▶ タスク一覧:
a. コロナ対応の記事を読み、次の問いに答えてください。
(i) 2020年の終わりに確認された東京都の新規感染者数は何人でしたか。
(ii) 青木医師はいつ、どの大学の医学部を卒業しましたか。
(iii) 12月29日夜の取材はどのような方法で行われましたか。
b. コロナ対応の記事に出てくる病院の名称をすべて挙げてください。
c. コロナ対応の記事を、本文の最後の文の後から書き継いでください。

▶ 本文抜粋:
★ ★ ★ ★

都内新規感染者1000人超えのいま、現場の医師が訴えるコロナ対応の課題
都内新規感染者1000人超えのいま、現場の医師が訴えるコロナ対応の課題
2020年の終わり、東京都の新型コロナウイルスの新規感染者数が過去最多の1,337人確認された。入院患者も重症者数も増加傾向にあり、医療現場からは悲痛な声があがっている。2020年4月に取材した千葉県勝浦市の塩田病院に勤務する青木信也医師から再び、現場の声を取り上げてほしいとのご連絡をいただき、現在の実情と訴えについて話を聞いた。
※本記事は12月29日夜に青木医師にZOOMで取材、1月1日朝までに書面でやり取りした内容にもとづいています。
医療法人SHIODA塩田病院総合診療科・部長。2007年滋賀医科大学医学部卒業。地域で役に立つ医師を目指して初期研修から湘南鎌倉総合病院で過ごし、小児から高齢者までどんな主訴の人も診る北米型ER(救急救命)研修を積む。その間、鹿児島や沖縄の島々で離島研修も経験。2013年北海道松前町立松前病院で「総合診療医」として慢性期外来、病棟、訪問診療、終末期ケアなどに従事し、市立函館病院の要請で道南部のドクターヘリにも乗る。長崎県上五島病院で1年間の離島医療+オーストラリア、クィーンズランド州での3ヶ月のrural general practitioner研修を経て、現在にいたる。「地域での医学教育」「地域医療」を自分の軸にしている。
局所的なロックダウンが効果的ではないか
――4月にも取材させていただきましたが、その後また医療現場がひっ迫していると聞いています。現実社会で、1人の感染者が直接感染させる平均人数をあらわす「実効再生産数」も1.0を超える状態が続いています。感染者数自体も増加しているので、このままだと、どんどん感染者が増えていく状態です。青木先生は今後の見込みをどのように考えていますか。

★ ★ ★ ★

▶ データ抜粋:
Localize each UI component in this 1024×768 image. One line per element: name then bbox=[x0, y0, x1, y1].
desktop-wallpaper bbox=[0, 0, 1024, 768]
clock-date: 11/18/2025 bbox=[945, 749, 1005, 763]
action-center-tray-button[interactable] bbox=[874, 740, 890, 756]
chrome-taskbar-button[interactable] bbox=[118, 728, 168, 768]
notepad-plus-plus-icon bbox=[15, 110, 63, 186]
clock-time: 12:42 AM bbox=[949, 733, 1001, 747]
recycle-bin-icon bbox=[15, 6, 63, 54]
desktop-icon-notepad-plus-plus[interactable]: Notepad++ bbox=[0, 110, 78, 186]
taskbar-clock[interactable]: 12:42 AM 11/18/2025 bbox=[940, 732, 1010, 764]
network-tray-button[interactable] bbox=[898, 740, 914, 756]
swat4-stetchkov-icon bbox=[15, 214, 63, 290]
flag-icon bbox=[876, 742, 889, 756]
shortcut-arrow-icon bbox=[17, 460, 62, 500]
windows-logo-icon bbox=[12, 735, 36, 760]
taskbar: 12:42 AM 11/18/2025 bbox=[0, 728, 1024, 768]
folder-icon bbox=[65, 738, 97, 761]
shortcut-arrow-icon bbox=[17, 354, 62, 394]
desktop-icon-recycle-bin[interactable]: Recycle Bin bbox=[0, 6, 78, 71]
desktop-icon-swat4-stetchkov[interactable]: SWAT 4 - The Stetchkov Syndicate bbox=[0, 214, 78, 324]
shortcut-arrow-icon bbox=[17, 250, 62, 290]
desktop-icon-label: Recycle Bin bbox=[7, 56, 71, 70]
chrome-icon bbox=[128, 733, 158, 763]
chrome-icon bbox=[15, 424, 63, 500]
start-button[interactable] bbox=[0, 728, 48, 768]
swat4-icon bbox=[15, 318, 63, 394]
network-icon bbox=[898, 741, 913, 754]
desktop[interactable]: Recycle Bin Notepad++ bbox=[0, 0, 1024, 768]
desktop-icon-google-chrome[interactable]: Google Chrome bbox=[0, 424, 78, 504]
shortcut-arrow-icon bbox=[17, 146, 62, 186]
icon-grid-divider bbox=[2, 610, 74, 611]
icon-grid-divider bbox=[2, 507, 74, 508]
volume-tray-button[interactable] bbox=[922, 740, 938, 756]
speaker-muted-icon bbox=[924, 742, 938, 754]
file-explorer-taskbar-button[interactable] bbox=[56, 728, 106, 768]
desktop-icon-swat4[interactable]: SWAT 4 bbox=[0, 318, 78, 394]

★ ★ ★ ★

▶ 各タスクの回答:
a.
(i) 1,337人
(ii) 2007年、滋賀医科大学医学部
(iii) ZOOM

b.
塩田病院(医療法人SHIODA塩田病院)
湘南鎌倉総合病院
北海道松前町立松前病院
市立函館病院
長崎県上五島病院

c.
このままの状態では、指数関数的に増えていくでしょう。とくに若い人たちには、「コロナは風邪と同じでしょ」と思われてしまっています。
確かに、若年者の重症化リスクは低いですが、高齢者など免疫力が低い人にうつしてしまうと、感染した人の重症化リスクは高い。あっという間に命が奪われてしまうこともあります。
母数となる感染者数が増えると、その分子となる重症患者の数も増えます。重症患者に対応できる病床には限りがありますので、医療現場はひっ迫し、他の病気の手術などにすぐに対応できない状態になっていきます。
現在はコロナへの対応方法が少しずつ分かってきたこともあり、重症化してから亡くなるまでの期間が長くなっていて、より病床が圧迫されています。
――いま、どんな対応が求められているとお考えですか。
一律にロックダウンして経済をとめることは難しいと思うので、感染経路をきちんと追跡できる状態にしたうえで、局所的なロックダウンをしていくのが効果的だと考えています。
オーストラリアのクイーンズランド州などではそうした対応が功を奏しています。
神奈川県や埼玉県などでも飲食店などに入店したタイミングで、施設に掲示されたQRコードをLINEなどで読み取れるようにしておき、市民の感染経路を追跡できるようにしています。
ただ、事業者は県に登録が必要ですし、お客さんは県のコロナ専用LINEアカウントに登録する必要がありますし、十分に広まっているとは言えません。
慰労金支給額の差に不公平感も
――コロナ対応で精神を病んでしまい、休職中の看護師の方からは、ある程度経験があって、独身でひとり暮らしであるということで仕事が集中したことがストレスだったと伺いました。病院内の医療従事者の方の状況はどうですか。
確かに、諸々のリスクから単身者の方への負担が増えがちです。若い単身者以外だと、子どもがすでに巣立っていった人くらいしか最初に声をかけられないというのはありますね。
ーー医療従事者間でもしわ寄せの度合いが異なる、と。
そうですね。私もSNSなどで看護師をやめますという声は見ます。同居家族がいる人でも、自宅に帰らず1ヶ月ぐらい共同宿泊施設で暮らしている人もいます。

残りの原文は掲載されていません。